## START LISTED ENTRIES
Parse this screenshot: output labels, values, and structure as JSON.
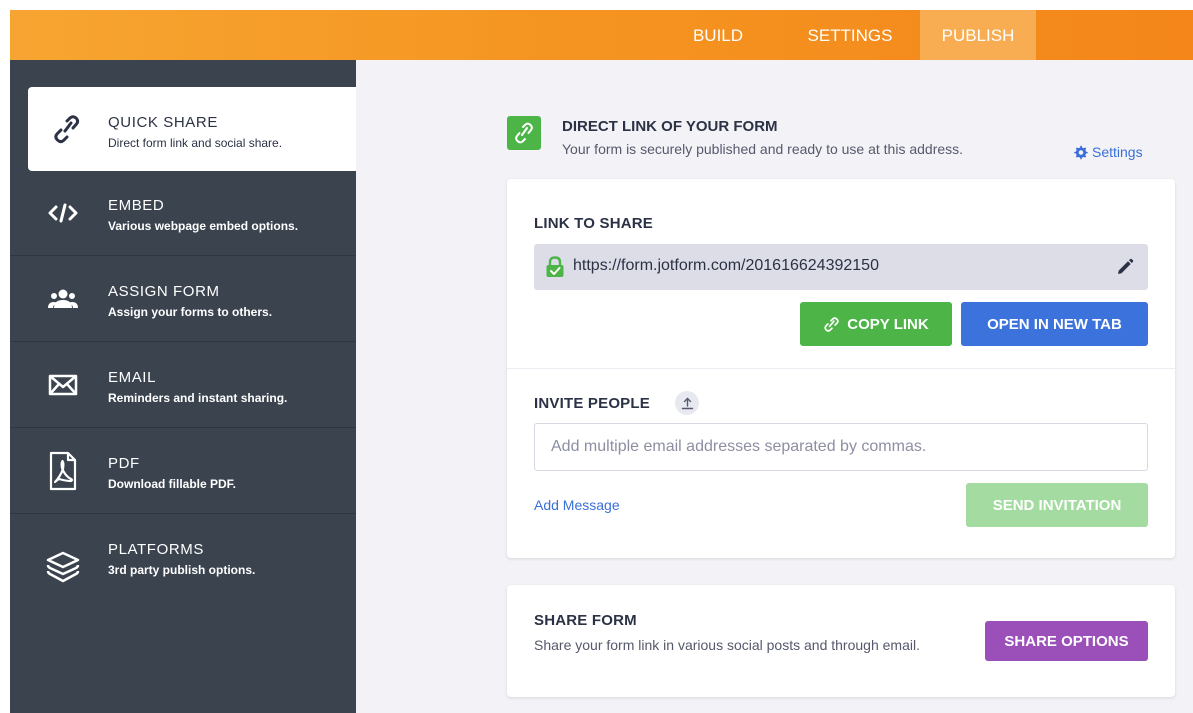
{
  "nav": {
    "build": "BUILD",
    "settings": "SETTINGS",
    "publish": "PUBLISH"
  },
  "sidebar": {
    "items": [
      {
        "title": "QUICK SHARE",
        "desc": "Direct form link and social share.",
        "icon": "link-icon",
        "active": true
      },
      {
        "title": "EMBED",
        "desc": "Various webpage embed options.",
        "icon": "code-icon"
      },
      {
        "title": "ASSIGN FORM",
        "desc": "Assign your forms to others.",
        "icon": "users-icon"
      },
      {
        "title": "EMAIL",
        "desc": "Reminders and instant sharing.",
        "icon": "envelope-icon"
      },
      {
        "title": "PDF",
        "desc": "Download fillable PDF.",
        "icon": "pdf-icon"
      },
      {
        "title": "PLATFORMS",
        "desc": "3rd party publish options.",
        "icon": "layers-icon"
      }
    ]
  },
  "direct_link": {
    "title": "DIRECT LINK OF YOUR FORM",
    "subtitle": "Your form is securely published and ready to use at this address.",
    "settings_link": "Settings"
  },
  "link_card": {
    "label": "LINK TO SHARE",
    "url": "https://form.jotform.com/201616624392150",
    "copy_button": "COPY LINK",
    "open_button": "OPEN IN NEW TAB"
  },
  "invite": {
    "label": "INVITE PEOPLE",
    "placeholder": "Add multiple email addresses separated by commas.",
    "add_message": "Add Message",
    "send_button": "SEND INVITATION"
  },
  "share_form": {
    "title": "SHARE FORM",
    "subtitle": "Share your form link in various social posts and through email.",
    "button": "SHARE OPTIONS"
  },
  "colors": {
    "topbar": "#f59521",
    "sidebar": "#3a434e",
    "green": "#4db548",
    "blue": "#3c72db",
    "purple": "#9b50b9",
    "link": "#3a6fd8"
  }
}
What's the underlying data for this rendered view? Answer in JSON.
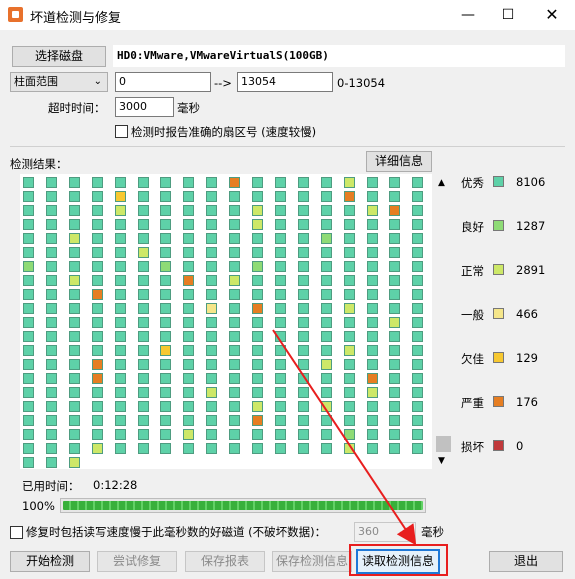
{
  "window": {
    "title": "坏道检测与修复",
    "min_icon": "minimize-icon",
    "max_icon": "maximize-icon",
    "close_icon": "close-icon"
  },
  "disk": {
    "select_button": "选择磁盘",
    "disk_name": "HD0:VMware,VMwareVirtualS(100GB)"
  },
  "range": {
    "mode": "柱面范围",
    "start": "0",
    "arrow": "-->",
    "end": "13054",
    "hint": "0-13054"
  },
  "timeout": {
    "label": "超时时间：",
    "value": "3000",
    "unit": "毫秒"
  },
  "report_sector": {
    "label": "检测时报告准确的扇区号 (速度较慢)",
    "checked": false
  },
  "results": {
    "label": "检测结果：",
    "details_button": "详细信息"
  },
  "legend": [
    {
      "name": "优秀",
      "count": "8106",
      "color": "#5ed1a8"
    },
    {
      "name": "良好",
      "count": "1287",
      "color": "#8edb76"
    },
    {
      "name": "正常",
      "count": "2891",
      "color": "#cde868"
    },
    {
      "name": "一般",
      "count": "466",
      "color": "#f5e68a"
    },
    {
      "name": "欠佳",
      "count": "129",
      "color": "#f7c830"
    },
    {
      "name": "严重",
      "count": "176",
      "color": "#e67e22"
    },
    {
      "name": "损坏",
      "count": "0",
      "color": "#c0393b"
    }
  ],
  "elapsed": {
    "label": "已用时间：",
    "value": "0:12:28"
  },
  "progress": {
    "label": "100%",
    "fraction": 1.0
  },
  "slow_repair": {
    "label": "修复时包括读写速度慢于此毫秒数的好磁道 (不破坏数据)：",
    "value": "360",
    "unit": "毫秒",
    "checked": false
  },
  "buttons": {
    "start": "开始检测",
    "try_repair": "尝试修复",
    "save_report": "保存报表",
    "save_info": "保存检测信息",
    "read_info": "读取检测信息",
    "exit": "退出"
  },
  "annotation_color": "#e81e1e"
}
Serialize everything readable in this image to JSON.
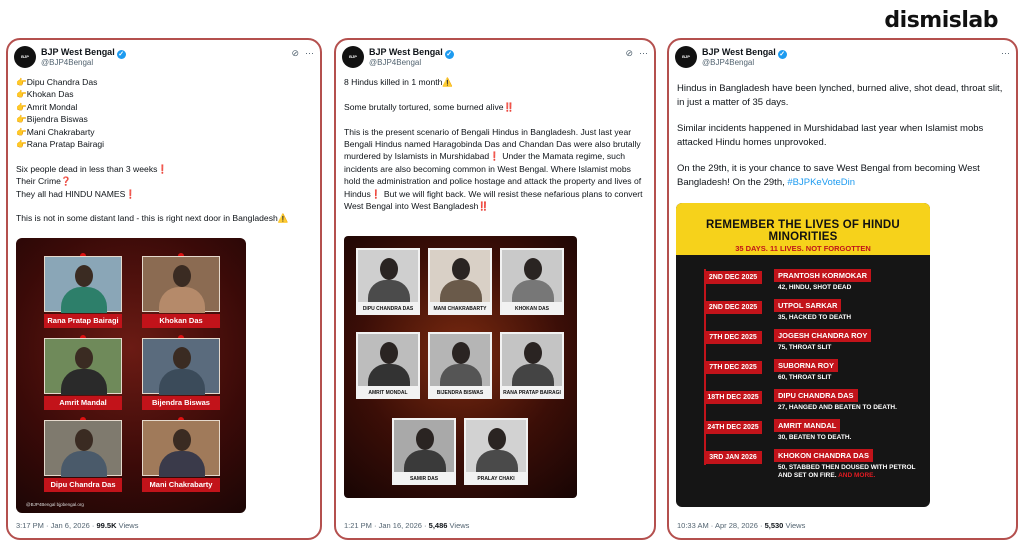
{
  "brand": "dismislab",
  "tweets": [
    {
      "display_name": "BJP West Bengal",
      "handle": "@BJP4Bengal",
      "avatar_text": "BJP",
      "text": "👉Dipu Chandra Das\n👉Khokan Das\n👉Amrit Mondal\n👉Bijendra Biswas\n👉Mani Chakrabarty\n👉Rana Pratap Bairagi\n\nSix people dead in less than 3 weeks❗\nTheir Crime❓\nThey all had HINDU NAMES❗\n\nThis is not in some distant land - this is right next door in Bangladesh⚠️",
      "poster": {
        "labels": [
          "Rana Pratap Bairagi",
          "Khokan Das",
          "Amrit Mandal",
          "Bijendra Biswas",
          "Dipu Chandra Das",
          "Mani Chakrabarty"
        ],
        "footer": "@BJP4Bengal   bjpbengal.org"
      },
      "time": "3:17 PM · Jan 6, 2026 ·",
      "views_count": "99.5K",
      "views_label": "Views"
    },
    {
      "display_name": "BJP West Bengal",
      "handle": "@BJP4Bengal",
      "avatar_text": "BJP",
      "text": "8 Hindus killed in 1 month⚠️\n\nSome brutally tortured, some burned alive‼️\n\nThis is the present scenario of Bengali Hindus in Bangladesh. Just last year Bengali Hindus named Haragobinda Das and Chandan Das were also brutally murdered by Islamists in Murshidabad❗ Under the Mamata regime, such incidents are also becoming common in West Bengal. Where Islamist mobs hold the administration and police hostage and attack the property and lives of Hindus❗ But we will fight back. We will resist these nefarious plans to convert West Bengal into West Bangladesh‼️",
      "poster": {
        "labels": [
          "DIPU CHANDRA DAS",
          "MANI CHAKRABARTY",
          "KHOKAN DAS",
          "AMRIT MONDAL",
          "BIJENDRA BISWAS",
          "RANA PRATAP BAIRAGI",
          "SAMIR DAS",
          "PRALAY CHAKI"
        ]
      },
      "time": "1:21 PM · Jan 16, 2026 ·",
      "views_count": "5,486",
      "views_label": "Views"
    },
    {
      "display_name": "BJP West Bengal",
      "handle": "@BJP4Bengal",
      "avatar_text": "BJP",
      "text_p1": "Hindus in Bangladesh have been lynched, burned alive, shot dead, throat slit, in just a matter of 35 days.",
      "text_p2": "Similar incidents happened in Murshidabad last year when Islamist mobs attacked Hindu homes unprovoked.",
      "text_p3": "On the 29th, it is your chance to save West Bengal from becoming West Bangladesh! On the 29th, ",
      "hashtag": "#BJPKeVoteDin",
      "poster": {
        "title": "REMEMBER THE LIVES OF HINDU MINORITIES",
        "subtitle": "35 DAYS. 11 LIVES. NOT FORGOTTEN",
        "entries": [
          {
            "date": "2ND DEC 2025",
            "name": "PRANTOSH KORMOKAR",
            "desc": "42, HINDU, SHOT DEAD"
          },
          {
            "date": "2ND DEC 2025",
            "name": "UTPOL SARKAR",
            "desc": "35, HACKED TO DEATH"
          },
          {
            "date": "7TH DEC 2025",
            "name": "JOGESH CHANDRA ROY",
            "desc": "75, THROAT SLIT"
          },
          {
            "date": "7TH DEC 2025",
            "name": "SUBORNA ROY",
            "desc": "60, THROAT SLIT"
          },
          {
            "date": "18TH DEC 2025",
            "name": "DIPU CHANDRA DAS",
            "desc": "27, HANGED AND BEATEN TO DEATH."
          },
          {
            "date": "24TH DEC 2025",
            "name": "AMRIT MANDAL",
            "desc": "30, BEATEN TO DEATH."
          },
          {
            "date": "3RD JAN 2026",
            "name": "KHOKON CHANDRA DAS",
            "desc": "50, STABBED THEN DOUSED WITH PETROL AND SET ON FIRE.",
            "more": "AND MORE."
          }
        ]
      },
      "time": "10:33 AM · Apr 28, 2026 ·",
      "views_count": "5,530",
      "views_label": "Views"
    }
  ],
  "colors": {
    "card_border": "#b4504e",
    "accent_red": "#c2131a",
    "banner_yellow": "#f6d21b",
    "link_blue": "#1d9bf0"
  }
}
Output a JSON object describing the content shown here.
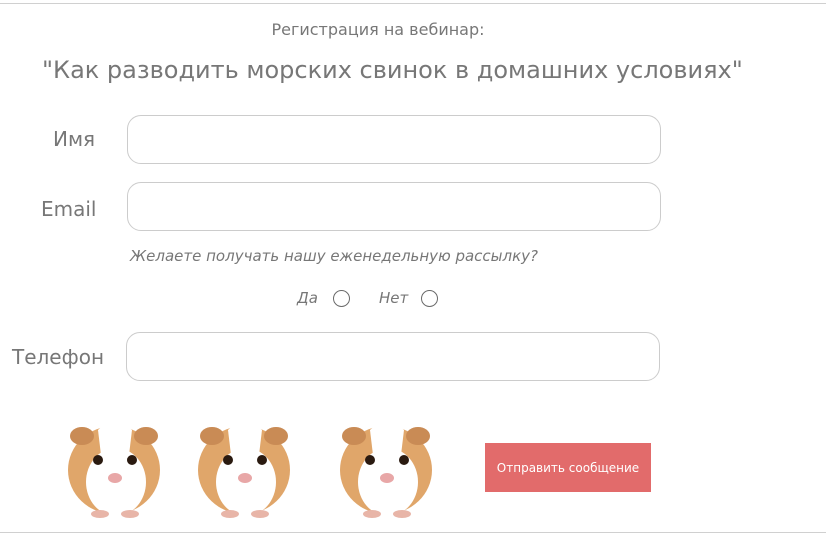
{
  "header": {
    "subtitle": "Регистрация на вебинар:",
    "title": "\"Как разводить морских свинок в домашних условиях\""
  },
  "form": {
    "name_label": "Имя",
    "name_value": "",
    "email_label": "Email",
    "email_value": "",
    "newsletter_question": "Желаете получать нашу еженедельную рассылку?",
    "radio_yes_label": "Да",
    "radio_no_label": "Нет",
    "phone_label": "Телефон",
    "phone_value": "",
    "submit_label": "Отправить сообщение"
  },
  "images": [
    "guinea-pig-icon",
    "guinea-pig-icon",
    "guinea-pig-icon"
  ],
  "colors": {
    "text": "#777777",
    "button": "#e26b6b",
    "button_text": "#ffffff",
    "border": "#cccccc"
  }
}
## END LISTED ENTRIES
TO BE DONE:
Find how many lines in the records contain the string "mobs", then give the number alone.

SOLVED PROBLEM:
2